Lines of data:
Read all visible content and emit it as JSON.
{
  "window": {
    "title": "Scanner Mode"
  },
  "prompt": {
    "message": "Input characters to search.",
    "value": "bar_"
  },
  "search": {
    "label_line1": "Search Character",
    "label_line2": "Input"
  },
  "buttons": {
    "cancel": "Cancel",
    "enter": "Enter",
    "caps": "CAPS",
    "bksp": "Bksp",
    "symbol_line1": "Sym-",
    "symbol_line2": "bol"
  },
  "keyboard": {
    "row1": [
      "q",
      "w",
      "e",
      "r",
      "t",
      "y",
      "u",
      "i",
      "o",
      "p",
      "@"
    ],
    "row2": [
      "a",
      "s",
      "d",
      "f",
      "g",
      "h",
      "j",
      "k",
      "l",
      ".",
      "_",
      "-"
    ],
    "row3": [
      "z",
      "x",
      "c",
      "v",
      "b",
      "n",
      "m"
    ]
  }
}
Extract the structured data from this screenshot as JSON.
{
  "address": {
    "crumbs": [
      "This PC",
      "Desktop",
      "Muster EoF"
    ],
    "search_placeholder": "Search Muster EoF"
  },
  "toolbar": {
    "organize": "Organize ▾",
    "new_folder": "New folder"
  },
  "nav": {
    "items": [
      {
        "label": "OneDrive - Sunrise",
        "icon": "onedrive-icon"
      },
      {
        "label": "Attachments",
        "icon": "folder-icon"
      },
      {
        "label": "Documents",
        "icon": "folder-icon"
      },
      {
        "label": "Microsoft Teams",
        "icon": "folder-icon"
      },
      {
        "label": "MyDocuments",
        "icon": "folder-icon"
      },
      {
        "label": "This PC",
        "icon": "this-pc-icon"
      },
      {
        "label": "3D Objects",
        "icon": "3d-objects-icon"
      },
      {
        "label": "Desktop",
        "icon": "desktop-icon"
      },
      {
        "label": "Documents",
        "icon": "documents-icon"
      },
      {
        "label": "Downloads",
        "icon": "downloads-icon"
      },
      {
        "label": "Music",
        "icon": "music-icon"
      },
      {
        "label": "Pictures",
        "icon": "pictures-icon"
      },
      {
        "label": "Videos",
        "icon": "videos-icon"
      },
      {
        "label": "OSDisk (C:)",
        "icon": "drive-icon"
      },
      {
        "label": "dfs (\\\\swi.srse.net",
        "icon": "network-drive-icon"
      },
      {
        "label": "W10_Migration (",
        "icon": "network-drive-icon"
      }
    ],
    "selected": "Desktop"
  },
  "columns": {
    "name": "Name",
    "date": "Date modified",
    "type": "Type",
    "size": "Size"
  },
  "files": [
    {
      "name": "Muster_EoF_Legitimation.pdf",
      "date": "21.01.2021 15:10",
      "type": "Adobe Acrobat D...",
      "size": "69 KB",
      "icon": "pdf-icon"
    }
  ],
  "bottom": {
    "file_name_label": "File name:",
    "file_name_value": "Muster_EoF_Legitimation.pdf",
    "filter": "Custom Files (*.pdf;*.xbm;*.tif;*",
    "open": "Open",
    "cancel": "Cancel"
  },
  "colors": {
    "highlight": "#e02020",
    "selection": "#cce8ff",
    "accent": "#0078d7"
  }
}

[Work to complete] Identify the lines of the data that contain the word "Input". Copy each of them.

[Exercise answer]
    "message": "Input characters to search.",
    "label_line2": "Input"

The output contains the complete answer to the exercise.